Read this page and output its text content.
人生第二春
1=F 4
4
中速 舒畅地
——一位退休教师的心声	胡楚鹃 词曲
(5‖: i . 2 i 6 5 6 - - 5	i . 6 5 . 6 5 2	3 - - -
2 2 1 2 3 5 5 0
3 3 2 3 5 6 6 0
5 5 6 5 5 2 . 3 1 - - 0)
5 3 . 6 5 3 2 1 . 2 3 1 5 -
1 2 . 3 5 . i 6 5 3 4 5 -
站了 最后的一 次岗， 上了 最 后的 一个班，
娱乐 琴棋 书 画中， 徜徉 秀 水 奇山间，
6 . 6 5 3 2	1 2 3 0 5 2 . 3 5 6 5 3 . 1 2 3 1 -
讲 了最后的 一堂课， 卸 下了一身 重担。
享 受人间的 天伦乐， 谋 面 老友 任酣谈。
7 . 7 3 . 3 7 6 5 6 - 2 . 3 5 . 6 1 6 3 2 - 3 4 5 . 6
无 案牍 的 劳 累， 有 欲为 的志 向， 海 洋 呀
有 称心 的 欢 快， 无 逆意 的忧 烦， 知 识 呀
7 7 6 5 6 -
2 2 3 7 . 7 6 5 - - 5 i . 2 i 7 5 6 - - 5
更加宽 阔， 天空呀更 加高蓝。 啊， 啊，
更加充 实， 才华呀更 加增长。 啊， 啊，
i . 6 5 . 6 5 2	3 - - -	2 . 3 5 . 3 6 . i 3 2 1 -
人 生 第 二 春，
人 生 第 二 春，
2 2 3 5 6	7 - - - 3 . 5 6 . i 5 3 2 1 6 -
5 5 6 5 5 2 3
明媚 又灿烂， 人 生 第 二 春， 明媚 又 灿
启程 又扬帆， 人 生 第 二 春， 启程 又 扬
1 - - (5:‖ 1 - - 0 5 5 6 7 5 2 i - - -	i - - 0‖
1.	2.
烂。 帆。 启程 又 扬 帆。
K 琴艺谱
□ □ □ □ □ □ □
> Work to complete
Send back each record exactly as it stands.

> The result
Read this page and output its text content.
人生第二春
1=F 4
4
中速 舒畅地
——一位退休教师的心声	胡楚鹃 词曲
(5‖: i . 2 i 6 5 6 - - 5	i . 6 5 . 6 5 2	3 - - -
2 2 1 2 3 5 5 0
3 3 2 3 5 6 6 0
5 5 6 5 5 2 . 3 1 - - 0)
5 3 . 6 5 3 2 1 . 2 3 1 5 -
1 2 . 3 5 . i 6 5 3 4 5 -
站了 最后的一 次岗， 上了 最 后的 一个班，
娱乐 琴棋 书 画中， 徜徉 秀 水 奇山间，
6 . 6 5 3 2	1 2 3 0 5 2 . 3 5 6 5 3 . 1 2 3 1 -
讲 了最后的 一堂课， 卸 下了一身 重担。
享 受人间的 天伦乐， 谋 面 老友 任酣谈。
7 . 7 3 . 3 7 6 5 6 - 2 . 3 5 . 6 1 6 3 2 - 3 4 5 . 6
无 案牍 的 劳 累， 有 欲为 的志 向， 海 洋 呀
有 称心 的 欢 快， 无 逆意 的忧 烦， 知 识 呀
7 7 6 5 6 -
2 2 3 7 . 7 6 5 - - 5 i . 2 i 7 5 6 - - 5
更加宽 阔， 天空呀更 加高蓝。 啊， 啊，
更加充 实， 才华呀更 加增长。 啊， 啊，
i . 6 5 . 6 5 2	3 - - -	2 . 3 5 . 3 6 . i 3 2 1 -
人 生 第 二 春，
人 生 第 二 春，
2 2 3 5 6	7 - - - 3 . 5 6 . i 5 3 2 1 6 -
5 5 6 5 5 2 3
明媚 又灿烂， 人 生 第 二 春， 明媚 又 灿
启程 又扬帆， 人 生 第 二 春， 启程 又 扬
1 - - (5:‖ 1 - - 0 5 5 6 7 5 2 i - - -	i - - 0‖
1.	2.
烂。 帆。 启程 又 扬 帆。
K 琴艺谱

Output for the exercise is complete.